**Task instructions**
What is the number of lines in the records that contain "this"? Give only that number.

**Data for review**
■ ■ ■ ■ ■

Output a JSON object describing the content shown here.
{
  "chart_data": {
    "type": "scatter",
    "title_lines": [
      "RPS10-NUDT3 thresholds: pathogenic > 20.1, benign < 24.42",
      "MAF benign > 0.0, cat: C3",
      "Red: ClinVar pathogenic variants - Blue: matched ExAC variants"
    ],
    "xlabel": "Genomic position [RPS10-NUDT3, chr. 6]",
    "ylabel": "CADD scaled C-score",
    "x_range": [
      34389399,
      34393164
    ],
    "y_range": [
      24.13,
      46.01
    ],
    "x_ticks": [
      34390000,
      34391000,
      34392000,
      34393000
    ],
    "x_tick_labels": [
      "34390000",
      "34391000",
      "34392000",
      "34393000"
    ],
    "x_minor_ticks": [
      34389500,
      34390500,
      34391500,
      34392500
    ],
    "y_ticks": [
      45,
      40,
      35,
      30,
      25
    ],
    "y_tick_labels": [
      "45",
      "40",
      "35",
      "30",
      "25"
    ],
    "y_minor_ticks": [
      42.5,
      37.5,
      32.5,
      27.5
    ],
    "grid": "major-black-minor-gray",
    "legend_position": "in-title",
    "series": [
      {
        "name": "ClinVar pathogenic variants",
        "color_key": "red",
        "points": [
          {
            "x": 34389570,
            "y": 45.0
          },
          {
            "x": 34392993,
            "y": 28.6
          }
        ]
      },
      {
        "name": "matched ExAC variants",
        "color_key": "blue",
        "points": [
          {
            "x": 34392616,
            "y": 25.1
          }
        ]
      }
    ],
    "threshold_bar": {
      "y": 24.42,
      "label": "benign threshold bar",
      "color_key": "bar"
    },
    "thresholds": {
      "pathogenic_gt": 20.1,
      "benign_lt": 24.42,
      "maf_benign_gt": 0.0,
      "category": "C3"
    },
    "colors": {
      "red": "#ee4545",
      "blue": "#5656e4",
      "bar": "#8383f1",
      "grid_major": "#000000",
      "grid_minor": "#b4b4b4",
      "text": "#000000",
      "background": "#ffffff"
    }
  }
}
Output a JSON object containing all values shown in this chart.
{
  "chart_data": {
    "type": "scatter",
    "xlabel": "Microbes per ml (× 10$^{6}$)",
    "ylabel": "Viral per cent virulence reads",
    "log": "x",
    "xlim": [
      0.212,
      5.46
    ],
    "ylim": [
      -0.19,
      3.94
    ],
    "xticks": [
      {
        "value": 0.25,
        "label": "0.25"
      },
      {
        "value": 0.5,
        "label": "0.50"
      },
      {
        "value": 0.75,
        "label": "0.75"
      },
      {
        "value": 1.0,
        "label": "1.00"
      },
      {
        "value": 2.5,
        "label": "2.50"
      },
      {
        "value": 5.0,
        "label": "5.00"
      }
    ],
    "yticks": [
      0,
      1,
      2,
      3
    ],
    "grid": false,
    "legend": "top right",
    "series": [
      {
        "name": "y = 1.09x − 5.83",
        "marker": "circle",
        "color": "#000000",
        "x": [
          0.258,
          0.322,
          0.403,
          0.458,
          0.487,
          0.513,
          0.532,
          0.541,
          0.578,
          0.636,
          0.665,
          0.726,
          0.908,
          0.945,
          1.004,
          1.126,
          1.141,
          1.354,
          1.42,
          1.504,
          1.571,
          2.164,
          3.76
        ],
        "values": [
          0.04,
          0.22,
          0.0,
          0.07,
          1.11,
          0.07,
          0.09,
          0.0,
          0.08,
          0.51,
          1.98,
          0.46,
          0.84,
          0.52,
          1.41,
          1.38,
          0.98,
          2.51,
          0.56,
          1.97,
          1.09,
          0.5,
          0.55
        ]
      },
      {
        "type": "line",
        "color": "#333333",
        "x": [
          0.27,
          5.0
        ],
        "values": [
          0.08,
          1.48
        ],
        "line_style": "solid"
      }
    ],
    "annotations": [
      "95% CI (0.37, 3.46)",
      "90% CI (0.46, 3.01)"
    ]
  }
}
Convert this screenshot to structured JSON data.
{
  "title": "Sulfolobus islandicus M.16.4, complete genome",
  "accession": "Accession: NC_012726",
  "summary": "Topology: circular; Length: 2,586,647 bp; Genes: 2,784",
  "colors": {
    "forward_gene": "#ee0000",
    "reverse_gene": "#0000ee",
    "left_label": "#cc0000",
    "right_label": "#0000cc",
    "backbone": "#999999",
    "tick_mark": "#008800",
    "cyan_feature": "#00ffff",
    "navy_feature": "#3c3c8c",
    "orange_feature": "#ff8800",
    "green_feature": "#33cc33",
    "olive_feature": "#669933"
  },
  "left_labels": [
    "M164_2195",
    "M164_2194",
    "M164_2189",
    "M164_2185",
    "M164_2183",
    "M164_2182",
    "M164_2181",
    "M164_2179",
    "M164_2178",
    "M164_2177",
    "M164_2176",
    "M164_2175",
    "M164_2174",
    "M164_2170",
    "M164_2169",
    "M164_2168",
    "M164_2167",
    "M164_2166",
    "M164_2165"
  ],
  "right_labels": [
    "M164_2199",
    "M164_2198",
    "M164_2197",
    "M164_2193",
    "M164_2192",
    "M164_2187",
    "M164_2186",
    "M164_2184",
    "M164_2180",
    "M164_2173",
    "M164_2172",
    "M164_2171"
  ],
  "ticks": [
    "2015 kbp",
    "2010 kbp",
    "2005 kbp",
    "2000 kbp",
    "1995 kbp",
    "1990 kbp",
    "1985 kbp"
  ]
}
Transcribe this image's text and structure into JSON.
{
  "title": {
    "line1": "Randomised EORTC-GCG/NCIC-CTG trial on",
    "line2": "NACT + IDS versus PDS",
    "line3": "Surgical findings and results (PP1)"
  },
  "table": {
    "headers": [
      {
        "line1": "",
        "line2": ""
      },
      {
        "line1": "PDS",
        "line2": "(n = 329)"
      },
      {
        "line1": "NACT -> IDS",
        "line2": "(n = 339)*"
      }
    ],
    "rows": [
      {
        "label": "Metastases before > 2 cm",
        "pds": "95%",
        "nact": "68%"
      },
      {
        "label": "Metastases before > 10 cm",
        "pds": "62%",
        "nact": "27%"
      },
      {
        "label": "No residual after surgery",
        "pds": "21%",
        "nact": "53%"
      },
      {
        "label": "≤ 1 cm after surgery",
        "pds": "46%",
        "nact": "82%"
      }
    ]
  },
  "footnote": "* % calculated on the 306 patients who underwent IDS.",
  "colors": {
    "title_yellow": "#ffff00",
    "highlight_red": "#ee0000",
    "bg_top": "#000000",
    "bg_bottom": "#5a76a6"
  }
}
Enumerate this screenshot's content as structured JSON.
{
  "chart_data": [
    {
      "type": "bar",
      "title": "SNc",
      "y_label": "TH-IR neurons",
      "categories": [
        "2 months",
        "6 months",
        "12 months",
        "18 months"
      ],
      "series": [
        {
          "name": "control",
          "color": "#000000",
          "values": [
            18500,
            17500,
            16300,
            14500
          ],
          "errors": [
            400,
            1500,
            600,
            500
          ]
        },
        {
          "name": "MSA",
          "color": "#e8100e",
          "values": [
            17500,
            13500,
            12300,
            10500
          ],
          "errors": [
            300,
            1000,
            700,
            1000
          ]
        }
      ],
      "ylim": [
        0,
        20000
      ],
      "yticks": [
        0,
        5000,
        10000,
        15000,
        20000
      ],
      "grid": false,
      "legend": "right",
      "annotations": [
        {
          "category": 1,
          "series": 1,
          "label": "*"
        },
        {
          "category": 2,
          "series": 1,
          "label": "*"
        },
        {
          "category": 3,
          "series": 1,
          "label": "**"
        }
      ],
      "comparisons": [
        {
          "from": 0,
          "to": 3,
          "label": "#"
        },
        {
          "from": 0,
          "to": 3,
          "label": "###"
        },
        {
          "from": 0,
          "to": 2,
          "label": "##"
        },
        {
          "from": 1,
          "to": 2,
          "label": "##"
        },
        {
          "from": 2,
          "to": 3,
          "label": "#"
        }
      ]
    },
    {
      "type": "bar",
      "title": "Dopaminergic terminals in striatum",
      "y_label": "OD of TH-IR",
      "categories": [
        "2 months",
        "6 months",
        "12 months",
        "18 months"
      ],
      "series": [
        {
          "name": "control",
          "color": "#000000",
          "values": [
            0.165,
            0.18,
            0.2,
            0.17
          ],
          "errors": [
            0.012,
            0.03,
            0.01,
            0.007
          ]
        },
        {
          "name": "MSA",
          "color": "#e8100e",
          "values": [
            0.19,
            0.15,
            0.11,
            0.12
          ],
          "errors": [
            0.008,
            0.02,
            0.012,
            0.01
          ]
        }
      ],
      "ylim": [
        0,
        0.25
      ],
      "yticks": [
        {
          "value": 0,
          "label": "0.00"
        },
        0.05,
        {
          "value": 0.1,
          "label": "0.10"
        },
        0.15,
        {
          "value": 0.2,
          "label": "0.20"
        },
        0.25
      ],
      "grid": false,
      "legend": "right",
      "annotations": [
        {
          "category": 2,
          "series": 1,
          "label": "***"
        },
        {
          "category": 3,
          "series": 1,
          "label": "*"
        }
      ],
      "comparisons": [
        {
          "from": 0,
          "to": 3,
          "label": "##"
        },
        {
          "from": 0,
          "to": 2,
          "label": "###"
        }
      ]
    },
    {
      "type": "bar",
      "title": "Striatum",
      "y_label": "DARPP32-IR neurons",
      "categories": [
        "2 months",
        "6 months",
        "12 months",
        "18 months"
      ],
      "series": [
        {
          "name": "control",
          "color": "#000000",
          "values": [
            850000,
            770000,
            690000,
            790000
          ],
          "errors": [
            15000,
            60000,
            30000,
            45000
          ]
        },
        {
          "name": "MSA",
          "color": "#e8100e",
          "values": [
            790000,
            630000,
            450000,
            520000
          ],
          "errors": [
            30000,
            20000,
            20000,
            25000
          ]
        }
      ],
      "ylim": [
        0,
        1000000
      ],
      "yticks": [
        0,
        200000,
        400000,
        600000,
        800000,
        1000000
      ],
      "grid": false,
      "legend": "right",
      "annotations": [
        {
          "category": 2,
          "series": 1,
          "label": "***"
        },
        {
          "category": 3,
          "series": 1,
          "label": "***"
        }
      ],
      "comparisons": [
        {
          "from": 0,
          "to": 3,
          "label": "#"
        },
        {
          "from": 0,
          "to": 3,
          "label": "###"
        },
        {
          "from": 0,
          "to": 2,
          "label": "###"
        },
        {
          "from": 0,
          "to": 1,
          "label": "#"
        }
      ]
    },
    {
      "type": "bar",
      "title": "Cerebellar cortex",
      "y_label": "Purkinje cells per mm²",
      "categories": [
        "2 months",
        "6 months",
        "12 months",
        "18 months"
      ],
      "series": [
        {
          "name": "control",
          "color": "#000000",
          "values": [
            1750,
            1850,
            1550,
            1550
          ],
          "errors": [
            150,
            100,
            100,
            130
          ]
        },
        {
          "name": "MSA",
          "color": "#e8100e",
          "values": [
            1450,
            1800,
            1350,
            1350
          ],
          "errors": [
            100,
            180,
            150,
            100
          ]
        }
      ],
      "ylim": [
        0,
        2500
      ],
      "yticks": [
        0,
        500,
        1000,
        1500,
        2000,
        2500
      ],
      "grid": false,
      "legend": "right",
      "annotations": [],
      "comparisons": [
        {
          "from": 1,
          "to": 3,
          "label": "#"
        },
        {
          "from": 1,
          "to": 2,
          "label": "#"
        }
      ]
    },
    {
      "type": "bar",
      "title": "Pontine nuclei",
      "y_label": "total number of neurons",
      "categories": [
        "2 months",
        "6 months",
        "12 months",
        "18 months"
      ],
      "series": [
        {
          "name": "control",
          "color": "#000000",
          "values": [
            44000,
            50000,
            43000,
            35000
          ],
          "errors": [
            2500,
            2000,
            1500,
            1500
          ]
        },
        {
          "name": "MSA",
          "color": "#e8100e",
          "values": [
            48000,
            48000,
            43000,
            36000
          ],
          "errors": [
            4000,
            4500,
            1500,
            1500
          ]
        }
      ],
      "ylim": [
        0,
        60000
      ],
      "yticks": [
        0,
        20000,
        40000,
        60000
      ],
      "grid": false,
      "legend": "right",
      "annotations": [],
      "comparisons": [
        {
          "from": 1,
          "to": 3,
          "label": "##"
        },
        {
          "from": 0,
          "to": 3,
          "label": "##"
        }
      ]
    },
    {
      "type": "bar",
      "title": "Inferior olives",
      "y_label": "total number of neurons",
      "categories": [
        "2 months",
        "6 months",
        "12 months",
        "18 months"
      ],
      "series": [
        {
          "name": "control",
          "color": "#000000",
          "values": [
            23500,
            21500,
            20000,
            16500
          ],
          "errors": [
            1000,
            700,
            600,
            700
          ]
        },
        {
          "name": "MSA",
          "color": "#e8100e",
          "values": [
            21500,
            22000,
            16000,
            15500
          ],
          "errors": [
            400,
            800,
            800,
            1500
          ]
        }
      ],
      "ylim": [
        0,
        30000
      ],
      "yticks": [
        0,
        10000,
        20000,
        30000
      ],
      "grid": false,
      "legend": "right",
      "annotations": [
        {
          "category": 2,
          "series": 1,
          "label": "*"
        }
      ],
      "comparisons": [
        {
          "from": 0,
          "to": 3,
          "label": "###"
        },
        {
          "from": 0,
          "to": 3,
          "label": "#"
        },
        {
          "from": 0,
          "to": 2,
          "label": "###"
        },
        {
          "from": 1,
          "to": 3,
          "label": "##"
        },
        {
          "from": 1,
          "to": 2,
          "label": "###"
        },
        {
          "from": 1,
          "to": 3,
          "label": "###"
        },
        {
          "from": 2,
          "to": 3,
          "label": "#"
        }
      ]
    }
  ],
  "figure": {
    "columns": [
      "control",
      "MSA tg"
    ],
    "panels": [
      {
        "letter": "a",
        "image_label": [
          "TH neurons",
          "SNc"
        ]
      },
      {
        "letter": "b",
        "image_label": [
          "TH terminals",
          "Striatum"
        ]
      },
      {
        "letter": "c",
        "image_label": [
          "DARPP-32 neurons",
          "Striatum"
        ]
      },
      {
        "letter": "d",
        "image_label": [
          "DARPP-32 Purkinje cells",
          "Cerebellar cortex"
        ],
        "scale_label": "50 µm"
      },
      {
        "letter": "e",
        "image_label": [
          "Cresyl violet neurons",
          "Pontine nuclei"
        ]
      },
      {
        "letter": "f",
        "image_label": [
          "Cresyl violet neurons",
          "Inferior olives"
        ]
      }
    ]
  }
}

■ ■ ■ ■ ■

**Result of the task**
4